━━ INPUT FOR THIS TASK
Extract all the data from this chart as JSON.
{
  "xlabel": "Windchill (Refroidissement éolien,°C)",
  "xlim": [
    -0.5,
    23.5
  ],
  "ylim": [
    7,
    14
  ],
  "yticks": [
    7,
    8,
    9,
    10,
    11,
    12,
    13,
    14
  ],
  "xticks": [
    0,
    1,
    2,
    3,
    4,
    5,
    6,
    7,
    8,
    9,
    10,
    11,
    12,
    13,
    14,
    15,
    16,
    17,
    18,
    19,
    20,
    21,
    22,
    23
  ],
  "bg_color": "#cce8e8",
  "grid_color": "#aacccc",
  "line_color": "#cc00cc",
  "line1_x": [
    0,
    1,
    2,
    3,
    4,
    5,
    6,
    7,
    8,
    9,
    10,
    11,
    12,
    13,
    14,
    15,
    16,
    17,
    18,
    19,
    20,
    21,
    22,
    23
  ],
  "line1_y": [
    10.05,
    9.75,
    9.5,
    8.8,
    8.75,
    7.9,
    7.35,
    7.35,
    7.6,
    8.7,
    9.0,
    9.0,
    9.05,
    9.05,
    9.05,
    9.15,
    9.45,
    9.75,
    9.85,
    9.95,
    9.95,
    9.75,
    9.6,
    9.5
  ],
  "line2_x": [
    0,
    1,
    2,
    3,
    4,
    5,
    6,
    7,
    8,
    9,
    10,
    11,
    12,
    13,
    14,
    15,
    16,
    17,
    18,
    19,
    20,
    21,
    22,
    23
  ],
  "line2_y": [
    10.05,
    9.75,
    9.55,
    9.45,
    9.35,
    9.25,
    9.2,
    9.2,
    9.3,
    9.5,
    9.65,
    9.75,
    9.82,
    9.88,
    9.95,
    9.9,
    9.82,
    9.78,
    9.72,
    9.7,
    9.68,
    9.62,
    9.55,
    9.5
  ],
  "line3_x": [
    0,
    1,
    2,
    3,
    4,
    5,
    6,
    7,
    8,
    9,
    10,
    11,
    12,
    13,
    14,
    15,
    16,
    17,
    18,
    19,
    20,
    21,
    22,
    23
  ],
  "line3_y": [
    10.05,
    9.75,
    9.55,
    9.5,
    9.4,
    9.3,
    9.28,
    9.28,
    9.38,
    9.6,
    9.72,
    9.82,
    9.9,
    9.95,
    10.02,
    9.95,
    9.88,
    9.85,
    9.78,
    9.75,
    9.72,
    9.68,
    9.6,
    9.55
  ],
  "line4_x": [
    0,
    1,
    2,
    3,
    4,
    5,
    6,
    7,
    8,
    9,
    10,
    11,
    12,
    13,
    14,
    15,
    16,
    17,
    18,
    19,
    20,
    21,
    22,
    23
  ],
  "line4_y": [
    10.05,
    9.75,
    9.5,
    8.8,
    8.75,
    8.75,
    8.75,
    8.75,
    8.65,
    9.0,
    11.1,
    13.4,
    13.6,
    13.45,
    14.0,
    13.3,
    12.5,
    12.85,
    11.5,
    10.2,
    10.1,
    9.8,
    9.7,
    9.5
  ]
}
━━━━
━━ INPUT FOR THIS TASK
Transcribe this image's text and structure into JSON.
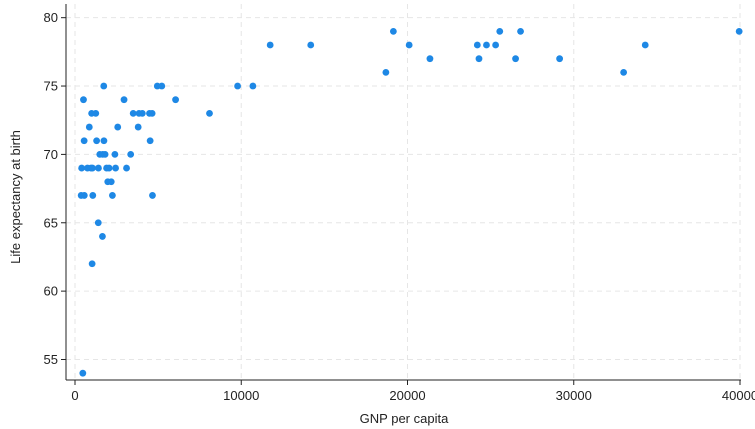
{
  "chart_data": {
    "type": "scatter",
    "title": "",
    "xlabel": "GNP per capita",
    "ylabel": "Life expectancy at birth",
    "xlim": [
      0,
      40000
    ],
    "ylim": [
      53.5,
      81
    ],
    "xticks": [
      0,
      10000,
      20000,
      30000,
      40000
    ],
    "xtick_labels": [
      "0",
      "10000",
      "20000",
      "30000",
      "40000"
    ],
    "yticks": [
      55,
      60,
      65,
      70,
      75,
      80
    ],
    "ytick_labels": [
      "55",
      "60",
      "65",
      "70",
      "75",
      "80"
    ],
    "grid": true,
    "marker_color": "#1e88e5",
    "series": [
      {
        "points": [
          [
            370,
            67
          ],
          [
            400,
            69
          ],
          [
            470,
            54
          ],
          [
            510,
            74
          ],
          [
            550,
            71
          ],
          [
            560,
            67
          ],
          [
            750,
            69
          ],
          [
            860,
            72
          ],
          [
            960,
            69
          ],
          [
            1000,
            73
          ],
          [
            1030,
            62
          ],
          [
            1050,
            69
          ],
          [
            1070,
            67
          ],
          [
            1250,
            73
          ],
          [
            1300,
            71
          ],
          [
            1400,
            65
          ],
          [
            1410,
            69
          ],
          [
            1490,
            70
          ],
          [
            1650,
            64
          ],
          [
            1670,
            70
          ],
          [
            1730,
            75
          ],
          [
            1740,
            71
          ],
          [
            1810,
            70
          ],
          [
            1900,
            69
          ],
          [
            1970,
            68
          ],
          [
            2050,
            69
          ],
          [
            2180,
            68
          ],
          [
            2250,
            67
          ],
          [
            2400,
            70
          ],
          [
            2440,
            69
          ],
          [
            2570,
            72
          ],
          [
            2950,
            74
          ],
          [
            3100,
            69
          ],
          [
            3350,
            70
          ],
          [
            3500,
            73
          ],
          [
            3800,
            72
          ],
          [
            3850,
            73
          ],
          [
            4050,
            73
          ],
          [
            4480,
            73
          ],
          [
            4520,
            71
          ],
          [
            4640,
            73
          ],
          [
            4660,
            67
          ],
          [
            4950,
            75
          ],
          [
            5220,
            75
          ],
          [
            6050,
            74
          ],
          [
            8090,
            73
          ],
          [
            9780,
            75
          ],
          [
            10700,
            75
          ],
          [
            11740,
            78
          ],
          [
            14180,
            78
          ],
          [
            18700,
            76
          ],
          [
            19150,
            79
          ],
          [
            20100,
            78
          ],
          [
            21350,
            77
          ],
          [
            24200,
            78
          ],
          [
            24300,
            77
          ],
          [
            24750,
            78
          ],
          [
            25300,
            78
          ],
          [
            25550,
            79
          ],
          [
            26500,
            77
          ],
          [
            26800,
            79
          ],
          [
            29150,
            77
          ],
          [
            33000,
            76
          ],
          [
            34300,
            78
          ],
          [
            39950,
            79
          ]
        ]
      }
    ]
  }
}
━━━━
━━ INPUT FOR THIS TASK
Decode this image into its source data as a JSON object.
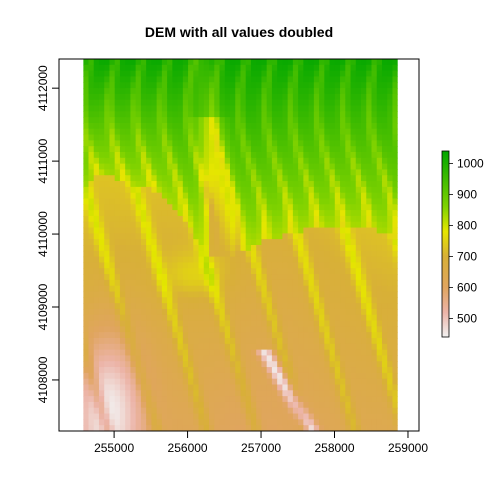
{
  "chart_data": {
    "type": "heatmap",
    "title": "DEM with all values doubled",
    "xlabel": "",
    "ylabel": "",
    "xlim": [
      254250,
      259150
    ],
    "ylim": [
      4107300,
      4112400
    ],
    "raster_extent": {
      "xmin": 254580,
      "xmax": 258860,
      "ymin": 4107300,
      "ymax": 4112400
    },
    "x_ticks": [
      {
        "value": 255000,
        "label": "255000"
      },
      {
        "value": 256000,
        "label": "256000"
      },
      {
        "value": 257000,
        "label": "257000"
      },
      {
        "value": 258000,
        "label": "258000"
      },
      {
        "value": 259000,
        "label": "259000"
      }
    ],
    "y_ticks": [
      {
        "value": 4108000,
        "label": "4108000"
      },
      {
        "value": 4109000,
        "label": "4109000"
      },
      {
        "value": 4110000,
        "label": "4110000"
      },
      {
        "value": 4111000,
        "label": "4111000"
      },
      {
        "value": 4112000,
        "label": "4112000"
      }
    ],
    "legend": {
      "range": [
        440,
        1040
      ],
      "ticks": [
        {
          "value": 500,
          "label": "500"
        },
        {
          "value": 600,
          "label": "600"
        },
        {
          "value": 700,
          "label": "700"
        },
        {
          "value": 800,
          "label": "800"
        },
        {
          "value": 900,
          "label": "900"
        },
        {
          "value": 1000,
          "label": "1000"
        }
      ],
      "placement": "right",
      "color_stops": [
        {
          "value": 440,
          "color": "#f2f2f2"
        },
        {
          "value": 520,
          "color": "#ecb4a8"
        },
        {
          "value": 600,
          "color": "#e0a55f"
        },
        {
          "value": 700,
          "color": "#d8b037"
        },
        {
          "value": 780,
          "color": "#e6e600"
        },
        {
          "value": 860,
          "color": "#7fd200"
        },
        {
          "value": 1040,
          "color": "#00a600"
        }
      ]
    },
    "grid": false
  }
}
━━━━
**WHAT IS BEING ASKED:**
Give the count of lines in the records that contain "title", and no other text.

**WRITTEN SOLUTION:**
2